# Start of Text section
The goal of specification mining is to *discover* one or several specifications for the environment that:

- have good properties, e.g., guarantee a hazard-free behavior of the circuit, and
- are general enough to cover a large set of behaviors.

As an example, the cyclic behavior  $(b^+y^+b^-y^-)^*$  is hazard free. However, we might be unsatisfied by the fact that signals a and x are not exercised.

Fig. 2(c) depicts an LTS with output persistence, i.e., no output transition can be disabled by another transition. The largest LTS fulfilling this property can be uniquely obtained from the one in Fig. 2(b) by deleting the transitions that produce violations of output persistence.

Still, Fig. 2(c) does not model a DI interface<sup>1</sup>. For example, the transitions  $a^-$  and  $b^+$  are enabled in state  $\langle 1011 \rangle$ . The arrival of  $a^-$  (leading to  $\langle 0011 \rangle$ ) disables  $b^+$ , whereas the arrival of  $b^+$  (leading to  $\langle 1111 \rangle$ ) does not disable  $a^-$ .

Unfortunately, there is no unique solution when trying to find a subset of the LTS that fulfills the DI interfacing conditions. Given the fact that the circuit cannot be modified, the only chances are reduced to constraining the environment by deleting some input transitions. In the previous example, a DI interface can be obtained in different ways, e.g., by removing either transition  $a^-$  or  $b^+$  from state  $\langle 1011 \rangle$ . Other deletions are also required in other parts of the LTS to guarantee a complete DI interface.

Fig. 2(d) depicts an LTS that models an SI circuit with a DI interface. An STG modeling the same behavior is shown in Fig. 2(e). Obtaining this specification is the most challenging problem tackled in this paper. We will show how the problem can be modeled with a Boolean formula and solved using SAT or Integer Linear Programming.

The main goal of this paper is to propose a methodology to obtain specifications from a circuit that fulfill a set of properties defined a priori.
# End of Text section
▶ _Given problem 1_
In the specification-mining passage, what kind of LTS does Fig. 2(c) depict?
▶ _Given problem 2_
Reproduce word for word the part of the specification-mining passage that opens with the words containing "As an example, the" and closes with "are not exercised.".
Rely only on the specification-mining passage.
# Start of Given material
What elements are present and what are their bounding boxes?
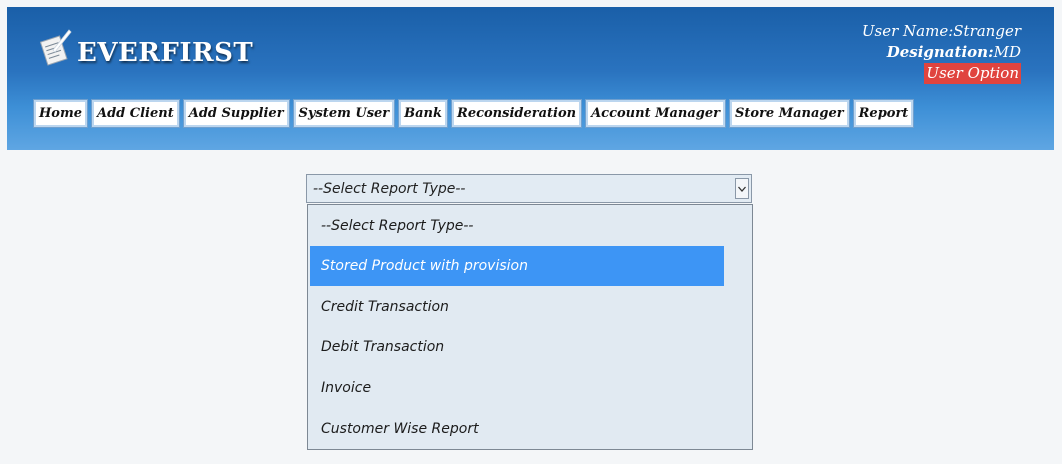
# End of Given material
▶ _Complete response 1_
An LTS with output persistence, in which no output transition can be disabled by another transition.

▶ _Complete response 2_
As an example, the cyclic behavior  $(b^+y^+b^-y^-)^*$  is hazard free. However, we might be unsatisfied by the fact that signals a and x are not exercised.